Please repeat all of the listing exactly.

______

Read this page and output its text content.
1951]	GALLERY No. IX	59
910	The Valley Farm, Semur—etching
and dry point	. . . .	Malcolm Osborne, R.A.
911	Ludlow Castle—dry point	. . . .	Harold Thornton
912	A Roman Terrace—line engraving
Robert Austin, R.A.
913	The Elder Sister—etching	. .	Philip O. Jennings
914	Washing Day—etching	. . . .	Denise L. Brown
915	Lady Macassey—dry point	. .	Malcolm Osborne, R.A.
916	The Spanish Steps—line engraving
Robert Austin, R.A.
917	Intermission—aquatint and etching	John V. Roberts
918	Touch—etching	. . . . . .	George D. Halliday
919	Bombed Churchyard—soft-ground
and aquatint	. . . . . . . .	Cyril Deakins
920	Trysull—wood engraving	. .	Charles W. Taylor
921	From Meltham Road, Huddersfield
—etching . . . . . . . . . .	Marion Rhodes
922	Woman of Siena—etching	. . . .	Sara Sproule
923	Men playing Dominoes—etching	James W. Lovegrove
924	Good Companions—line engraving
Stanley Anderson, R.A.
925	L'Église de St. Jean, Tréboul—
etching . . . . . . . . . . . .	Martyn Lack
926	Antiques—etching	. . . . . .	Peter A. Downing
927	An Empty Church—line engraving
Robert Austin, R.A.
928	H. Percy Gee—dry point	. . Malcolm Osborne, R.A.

______

> **Complete response**
Read this page and output its text content.
1951]	GALLERY No. IX	59
910	The Valley Farm, Semur—etching
and dry point	. . . .	Malcolm Osborne, R.A.
911	Ludlow Castle—dry point	. . . .	Harold Thornton
912	A Roman Terrace—line engraving
Robert Austin, R.A.
913	The Elder Sister—etching	. .	Philip O. Jennings
914	Washing Day—etching	. . . .	Denise L. Brown
915	Lady Macassey—dry point	. .	Malcolm Osborne, R.A.
916	The Spanish Steps—line engraving
Robert Austin, R.A.
917	Intermission—aquatint and etching	John V. Roberts
918	Touch—etching	. . . . . .	George D. Halliday
919	Bombed Churchyard—soft-ground
and aquatint	. . . . . . . .	Cyril Deakins
920	Trysull—wood engraving	. .	Charles W. Taylor
921	From Meltham Road, Huddersfield
—etching . . . . . . . . . .	Marion Rhodes
922	Woman of Siena—etching	. . . .	Sara Sproule
923	Men playing Dominoes—etching	James W. Lovegrove
924	Good Companions—line engraving
Stanley Anderson, R.A.
925	L'Église de St. Jean, Tréboul—
etching . . . . . . . . . . . .	Martyn Lack
926	Antiques—etching	. . . . . .	Peter A. Downing
927	An Empty Church—line engraving
Robert Austin, R.A.
928	H. Percy Gee—dry point	. . Malcolm Osborne, R.A.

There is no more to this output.